[Short task] Track down the lines that contain "tracks" and copy them.

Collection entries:
## begin

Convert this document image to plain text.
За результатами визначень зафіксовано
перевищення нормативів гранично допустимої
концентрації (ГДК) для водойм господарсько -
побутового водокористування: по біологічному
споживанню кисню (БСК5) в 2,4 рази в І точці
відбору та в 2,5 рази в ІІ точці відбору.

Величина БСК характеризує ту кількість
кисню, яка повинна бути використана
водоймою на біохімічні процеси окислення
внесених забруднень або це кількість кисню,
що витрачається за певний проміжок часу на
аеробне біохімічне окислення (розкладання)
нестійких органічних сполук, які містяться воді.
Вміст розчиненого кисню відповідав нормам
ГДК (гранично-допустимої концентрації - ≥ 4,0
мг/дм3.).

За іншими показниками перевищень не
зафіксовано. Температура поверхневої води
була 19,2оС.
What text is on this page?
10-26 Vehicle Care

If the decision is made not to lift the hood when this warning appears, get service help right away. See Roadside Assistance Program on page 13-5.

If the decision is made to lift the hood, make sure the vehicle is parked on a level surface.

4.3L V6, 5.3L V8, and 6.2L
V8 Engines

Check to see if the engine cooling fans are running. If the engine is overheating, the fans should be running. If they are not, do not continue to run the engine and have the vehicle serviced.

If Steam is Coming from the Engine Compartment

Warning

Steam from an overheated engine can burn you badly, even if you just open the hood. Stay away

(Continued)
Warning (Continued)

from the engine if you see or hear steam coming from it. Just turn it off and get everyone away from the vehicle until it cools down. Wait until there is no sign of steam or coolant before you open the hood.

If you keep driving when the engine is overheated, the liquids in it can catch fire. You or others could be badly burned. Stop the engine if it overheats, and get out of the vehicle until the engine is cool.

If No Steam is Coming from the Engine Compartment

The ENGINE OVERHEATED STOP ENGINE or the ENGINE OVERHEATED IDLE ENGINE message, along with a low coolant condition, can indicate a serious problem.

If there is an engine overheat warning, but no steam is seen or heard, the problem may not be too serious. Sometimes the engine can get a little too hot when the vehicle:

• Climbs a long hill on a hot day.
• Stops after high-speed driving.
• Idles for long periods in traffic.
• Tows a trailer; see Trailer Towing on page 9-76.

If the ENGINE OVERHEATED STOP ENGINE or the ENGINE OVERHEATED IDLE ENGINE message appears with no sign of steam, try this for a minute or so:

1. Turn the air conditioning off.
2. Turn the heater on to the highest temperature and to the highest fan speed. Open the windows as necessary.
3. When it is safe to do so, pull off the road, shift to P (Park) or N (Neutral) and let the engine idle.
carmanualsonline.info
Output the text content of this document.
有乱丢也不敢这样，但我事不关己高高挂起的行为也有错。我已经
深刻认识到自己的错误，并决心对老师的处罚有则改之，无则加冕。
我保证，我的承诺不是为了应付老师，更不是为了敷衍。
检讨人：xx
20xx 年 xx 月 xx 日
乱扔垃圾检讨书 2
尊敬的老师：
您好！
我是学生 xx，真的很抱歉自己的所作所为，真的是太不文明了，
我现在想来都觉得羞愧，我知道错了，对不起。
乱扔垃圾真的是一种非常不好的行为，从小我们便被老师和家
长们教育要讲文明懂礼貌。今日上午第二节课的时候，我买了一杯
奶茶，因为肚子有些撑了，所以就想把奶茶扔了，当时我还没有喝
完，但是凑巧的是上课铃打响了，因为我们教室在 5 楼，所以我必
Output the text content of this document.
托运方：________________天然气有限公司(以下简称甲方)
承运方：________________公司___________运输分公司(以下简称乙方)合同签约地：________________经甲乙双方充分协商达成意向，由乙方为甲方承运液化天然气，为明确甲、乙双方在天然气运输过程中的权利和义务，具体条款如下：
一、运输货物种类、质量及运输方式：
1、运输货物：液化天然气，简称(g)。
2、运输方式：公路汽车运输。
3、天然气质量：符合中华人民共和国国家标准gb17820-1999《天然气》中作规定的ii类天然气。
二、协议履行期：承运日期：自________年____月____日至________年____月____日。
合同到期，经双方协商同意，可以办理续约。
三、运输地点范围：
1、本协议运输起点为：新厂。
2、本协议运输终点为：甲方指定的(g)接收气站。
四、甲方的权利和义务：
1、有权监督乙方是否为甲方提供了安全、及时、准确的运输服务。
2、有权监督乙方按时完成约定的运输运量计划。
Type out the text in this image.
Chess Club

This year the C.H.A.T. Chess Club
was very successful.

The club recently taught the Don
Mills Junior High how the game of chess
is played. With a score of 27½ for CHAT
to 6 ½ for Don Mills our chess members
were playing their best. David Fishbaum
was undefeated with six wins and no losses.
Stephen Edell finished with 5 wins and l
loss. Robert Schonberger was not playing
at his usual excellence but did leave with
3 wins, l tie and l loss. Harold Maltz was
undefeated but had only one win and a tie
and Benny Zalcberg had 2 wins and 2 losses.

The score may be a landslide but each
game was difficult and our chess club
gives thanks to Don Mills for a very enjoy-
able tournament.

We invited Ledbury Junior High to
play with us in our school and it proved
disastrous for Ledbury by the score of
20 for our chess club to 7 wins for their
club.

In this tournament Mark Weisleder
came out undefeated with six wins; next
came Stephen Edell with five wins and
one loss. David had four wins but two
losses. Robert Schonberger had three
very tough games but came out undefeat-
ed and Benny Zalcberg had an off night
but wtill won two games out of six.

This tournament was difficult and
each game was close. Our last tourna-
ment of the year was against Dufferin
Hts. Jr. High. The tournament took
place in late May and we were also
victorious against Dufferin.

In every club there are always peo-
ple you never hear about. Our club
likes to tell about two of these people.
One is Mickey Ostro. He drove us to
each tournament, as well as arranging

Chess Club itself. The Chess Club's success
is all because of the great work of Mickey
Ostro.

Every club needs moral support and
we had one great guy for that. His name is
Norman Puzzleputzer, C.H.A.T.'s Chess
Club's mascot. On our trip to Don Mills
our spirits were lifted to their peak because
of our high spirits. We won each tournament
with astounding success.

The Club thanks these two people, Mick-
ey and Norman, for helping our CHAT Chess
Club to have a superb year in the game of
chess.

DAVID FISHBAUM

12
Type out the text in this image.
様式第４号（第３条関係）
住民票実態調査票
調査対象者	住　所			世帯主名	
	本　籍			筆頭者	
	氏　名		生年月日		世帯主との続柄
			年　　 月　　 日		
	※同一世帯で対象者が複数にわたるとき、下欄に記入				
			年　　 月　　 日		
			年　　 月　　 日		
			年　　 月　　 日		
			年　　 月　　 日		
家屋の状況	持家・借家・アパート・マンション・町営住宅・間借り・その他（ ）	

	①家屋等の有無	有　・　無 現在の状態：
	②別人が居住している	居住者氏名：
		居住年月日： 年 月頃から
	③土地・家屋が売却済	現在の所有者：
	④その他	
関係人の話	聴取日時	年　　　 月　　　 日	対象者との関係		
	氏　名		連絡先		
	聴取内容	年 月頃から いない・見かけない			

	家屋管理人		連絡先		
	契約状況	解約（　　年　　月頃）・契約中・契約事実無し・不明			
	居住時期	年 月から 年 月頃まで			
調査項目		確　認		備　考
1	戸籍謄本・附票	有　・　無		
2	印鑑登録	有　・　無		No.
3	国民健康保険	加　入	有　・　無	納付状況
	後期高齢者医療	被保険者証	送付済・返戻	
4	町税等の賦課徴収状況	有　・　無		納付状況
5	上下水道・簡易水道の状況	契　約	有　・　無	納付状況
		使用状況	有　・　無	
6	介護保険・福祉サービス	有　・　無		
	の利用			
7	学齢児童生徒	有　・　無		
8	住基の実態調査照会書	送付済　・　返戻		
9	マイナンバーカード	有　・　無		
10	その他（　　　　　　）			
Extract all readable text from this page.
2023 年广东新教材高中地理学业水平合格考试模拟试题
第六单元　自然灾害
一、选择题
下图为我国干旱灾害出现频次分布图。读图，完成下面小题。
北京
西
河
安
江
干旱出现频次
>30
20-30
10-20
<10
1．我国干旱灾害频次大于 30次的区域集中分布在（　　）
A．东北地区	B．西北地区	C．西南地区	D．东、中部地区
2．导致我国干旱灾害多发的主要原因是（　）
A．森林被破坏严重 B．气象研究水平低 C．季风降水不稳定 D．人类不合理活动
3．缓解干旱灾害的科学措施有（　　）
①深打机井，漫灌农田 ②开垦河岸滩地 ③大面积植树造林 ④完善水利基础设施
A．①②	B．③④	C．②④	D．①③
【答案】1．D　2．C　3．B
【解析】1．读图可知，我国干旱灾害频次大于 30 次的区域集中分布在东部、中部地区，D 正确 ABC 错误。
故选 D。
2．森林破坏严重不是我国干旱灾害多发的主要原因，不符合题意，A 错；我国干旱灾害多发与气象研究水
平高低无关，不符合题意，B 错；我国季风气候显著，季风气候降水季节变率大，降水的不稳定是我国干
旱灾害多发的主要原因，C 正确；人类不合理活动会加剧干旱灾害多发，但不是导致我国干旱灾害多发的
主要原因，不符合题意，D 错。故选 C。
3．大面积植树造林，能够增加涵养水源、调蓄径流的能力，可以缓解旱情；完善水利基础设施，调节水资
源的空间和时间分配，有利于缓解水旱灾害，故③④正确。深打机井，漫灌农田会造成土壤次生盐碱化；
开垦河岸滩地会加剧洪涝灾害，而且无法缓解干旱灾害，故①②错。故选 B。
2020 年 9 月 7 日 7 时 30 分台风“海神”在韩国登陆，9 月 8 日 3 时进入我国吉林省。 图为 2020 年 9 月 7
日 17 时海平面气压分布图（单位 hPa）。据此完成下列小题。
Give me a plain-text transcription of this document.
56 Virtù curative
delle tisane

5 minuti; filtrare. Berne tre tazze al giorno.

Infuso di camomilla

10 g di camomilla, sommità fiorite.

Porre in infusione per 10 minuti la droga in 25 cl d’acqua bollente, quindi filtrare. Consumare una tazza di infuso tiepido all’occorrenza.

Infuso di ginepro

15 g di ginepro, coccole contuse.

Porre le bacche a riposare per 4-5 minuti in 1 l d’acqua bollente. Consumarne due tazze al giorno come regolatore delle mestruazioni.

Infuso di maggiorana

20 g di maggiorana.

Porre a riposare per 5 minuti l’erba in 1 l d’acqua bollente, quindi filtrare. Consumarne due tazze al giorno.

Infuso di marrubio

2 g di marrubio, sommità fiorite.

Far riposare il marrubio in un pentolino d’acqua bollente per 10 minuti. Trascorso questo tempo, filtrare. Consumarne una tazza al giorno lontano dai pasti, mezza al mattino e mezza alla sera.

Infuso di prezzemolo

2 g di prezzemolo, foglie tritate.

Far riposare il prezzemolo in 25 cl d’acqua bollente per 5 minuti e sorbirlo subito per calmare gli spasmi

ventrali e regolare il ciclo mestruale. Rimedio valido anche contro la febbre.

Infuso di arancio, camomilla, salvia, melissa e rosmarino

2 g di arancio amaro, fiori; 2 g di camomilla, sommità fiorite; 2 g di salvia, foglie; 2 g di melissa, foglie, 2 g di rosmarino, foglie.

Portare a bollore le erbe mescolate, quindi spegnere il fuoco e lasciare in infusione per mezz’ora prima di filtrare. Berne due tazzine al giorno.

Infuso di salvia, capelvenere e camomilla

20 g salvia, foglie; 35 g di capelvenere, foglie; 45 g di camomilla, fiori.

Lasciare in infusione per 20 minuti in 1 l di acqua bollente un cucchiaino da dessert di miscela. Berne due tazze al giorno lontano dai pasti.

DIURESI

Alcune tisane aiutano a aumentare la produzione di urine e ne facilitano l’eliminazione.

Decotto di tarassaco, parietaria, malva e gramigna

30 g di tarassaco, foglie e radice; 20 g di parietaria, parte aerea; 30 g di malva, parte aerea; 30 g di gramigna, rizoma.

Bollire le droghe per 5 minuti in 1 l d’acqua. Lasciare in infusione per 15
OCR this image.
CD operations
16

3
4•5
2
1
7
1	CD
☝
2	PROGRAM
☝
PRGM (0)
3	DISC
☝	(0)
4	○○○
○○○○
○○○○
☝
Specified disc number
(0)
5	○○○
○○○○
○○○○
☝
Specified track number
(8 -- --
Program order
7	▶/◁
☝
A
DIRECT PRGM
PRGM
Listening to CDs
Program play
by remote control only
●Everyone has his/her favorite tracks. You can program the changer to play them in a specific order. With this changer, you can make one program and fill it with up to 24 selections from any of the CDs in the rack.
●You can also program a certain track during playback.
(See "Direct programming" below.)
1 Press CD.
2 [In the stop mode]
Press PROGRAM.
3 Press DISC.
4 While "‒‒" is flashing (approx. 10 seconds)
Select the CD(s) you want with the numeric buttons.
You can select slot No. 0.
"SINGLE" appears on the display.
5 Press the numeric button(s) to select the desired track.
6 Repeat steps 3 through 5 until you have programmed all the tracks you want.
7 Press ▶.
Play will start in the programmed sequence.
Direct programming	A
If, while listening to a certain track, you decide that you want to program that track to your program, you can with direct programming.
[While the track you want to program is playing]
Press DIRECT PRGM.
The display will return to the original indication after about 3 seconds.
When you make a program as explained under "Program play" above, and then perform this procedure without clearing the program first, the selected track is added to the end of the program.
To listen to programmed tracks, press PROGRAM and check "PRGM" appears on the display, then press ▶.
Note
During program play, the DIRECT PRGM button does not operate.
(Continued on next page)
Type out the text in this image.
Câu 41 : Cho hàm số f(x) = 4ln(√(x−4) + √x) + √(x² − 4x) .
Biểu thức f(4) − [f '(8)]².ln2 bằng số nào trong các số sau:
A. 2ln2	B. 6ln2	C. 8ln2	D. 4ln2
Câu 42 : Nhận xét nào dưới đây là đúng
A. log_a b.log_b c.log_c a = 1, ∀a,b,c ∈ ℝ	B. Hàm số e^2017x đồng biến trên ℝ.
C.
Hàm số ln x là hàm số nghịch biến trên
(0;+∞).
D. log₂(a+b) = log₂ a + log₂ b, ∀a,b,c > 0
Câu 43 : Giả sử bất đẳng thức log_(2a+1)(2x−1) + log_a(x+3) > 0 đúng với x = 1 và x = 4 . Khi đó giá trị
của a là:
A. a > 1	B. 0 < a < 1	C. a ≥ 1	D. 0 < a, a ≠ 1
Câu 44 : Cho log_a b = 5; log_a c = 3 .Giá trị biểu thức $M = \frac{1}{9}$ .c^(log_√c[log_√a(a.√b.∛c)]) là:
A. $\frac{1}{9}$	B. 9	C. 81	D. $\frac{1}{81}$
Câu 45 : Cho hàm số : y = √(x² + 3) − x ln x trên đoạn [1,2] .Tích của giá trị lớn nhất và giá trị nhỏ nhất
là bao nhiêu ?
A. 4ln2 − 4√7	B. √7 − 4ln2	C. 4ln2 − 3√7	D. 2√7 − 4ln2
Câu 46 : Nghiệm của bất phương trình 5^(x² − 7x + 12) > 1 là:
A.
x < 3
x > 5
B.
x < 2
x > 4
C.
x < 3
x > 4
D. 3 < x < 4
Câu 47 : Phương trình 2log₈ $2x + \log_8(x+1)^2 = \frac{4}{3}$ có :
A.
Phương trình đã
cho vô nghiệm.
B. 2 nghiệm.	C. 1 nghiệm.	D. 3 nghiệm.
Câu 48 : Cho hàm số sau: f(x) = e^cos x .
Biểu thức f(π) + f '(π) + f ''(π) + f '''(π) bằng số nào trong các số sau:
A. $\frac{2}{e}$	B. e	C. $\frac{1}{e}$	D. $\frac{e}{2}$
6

## end

[The reply]
●Everyone has his/her favorite tracks. You can program the changer to play them in a specific order. With this changer, you can make one program and fill it with up to 24 selections from any of the CDs in the rack.
6 Repeat steps 3 through 5 until you have programmed all the tracks you want.
To listen to programmed tracks, press PROGRAM and check "PRGM" appears on the display, then press ▶.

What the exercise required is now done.